======== Data records ========

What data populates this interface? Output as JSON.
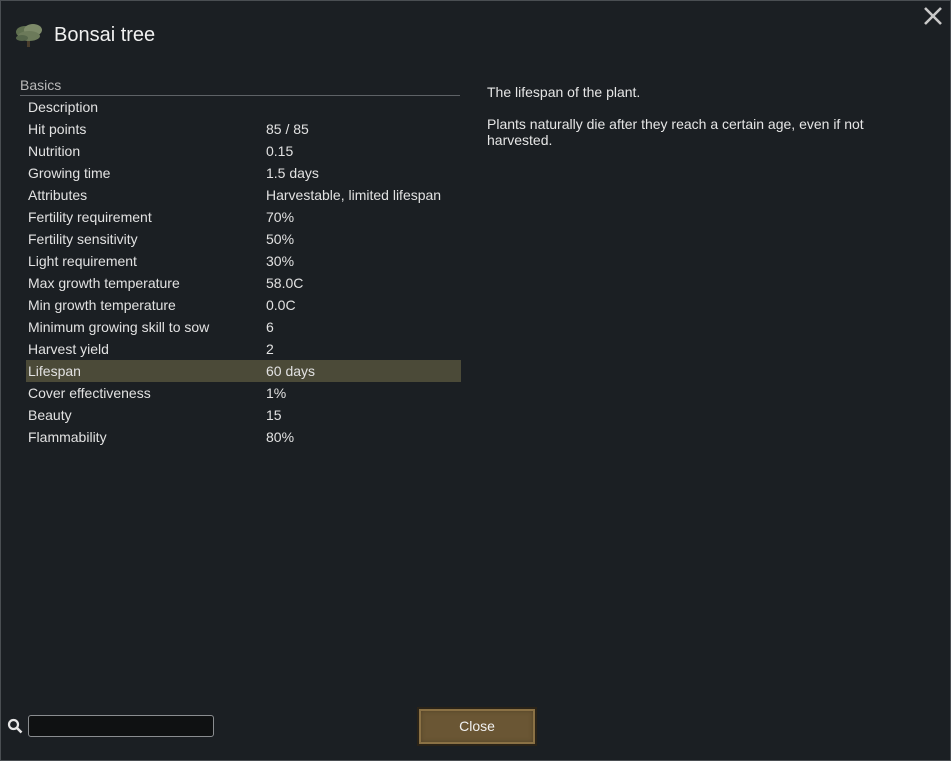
{
  "window": {
    "title": "Bonsai tree"
  },
  "section": {
    "header": "Basics"
  },
  "stats": [
    {
      "label": "Description",
      "value": ""
    },
    {
      "label": "Hit points",
      "value": "85 / 85"
    },
    {
      "label": "Nutrition",
      "value": "0.15"
    },
    {
      "label": "Growing time",
      "value": "1.5 days"
    },
    {
      "label": "Attributes",
      "value": "Harvestable, limited lifespan"
    },
    {
      "label": "Fertility requirement",
      "value": "70%"
    },
    {
      "label": "Fertility sensitivity",
      "value": "50%"
    },
    {
      "label": "Light requirement",
      "value": "30%"
    },
    {
      "label": "Max growth temperature",
      "value": "58.0C"
    },
    {
      "label": "Min growth temperature",
      "value": "0.0C"
    },
    {
      "label": "Minimum growing skill to sow",
      "value": "6"
    },
    {
      "label": "Harvest yield",
      "value": "2"
    },
    {
      "label": "Lifespan",
      "value": "60 days"
    },
    {
      "label": "Cover effectiveness",
      "value": "1%"
    },
    {
      "label": "Beauty",
      "value": "15"
    },
    {
      "label": "Flammability",
      "value": "80%"
    }
  ],
  "selected_stat": "Lifespan",
  "description": {
    "line1": "The lifespan of the plant.",
    "line2": "Plants naturally die after they reach a certain age, even if not harvested."
  },
  "search": {
    "value": "",
    "placeholder": ""
  },
  "buttons": {
    "close_label": "Close"
  },
  "icons": {
    "window_close": "close-icon",
    "plant": "bonsai-tree-icon",
    "search": "search-icon"
  },
  "colors": {
    "background": "#1b1f23",
    "selected_row": "#4b4a38",
    "button": "#6a5634"
  }
}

========

• Task prompt
Find the word "growth" in the entries above and gather every line that holds it.

• Right answer
      "label": "Max growth temperature",
      "label": "Min growth temperature",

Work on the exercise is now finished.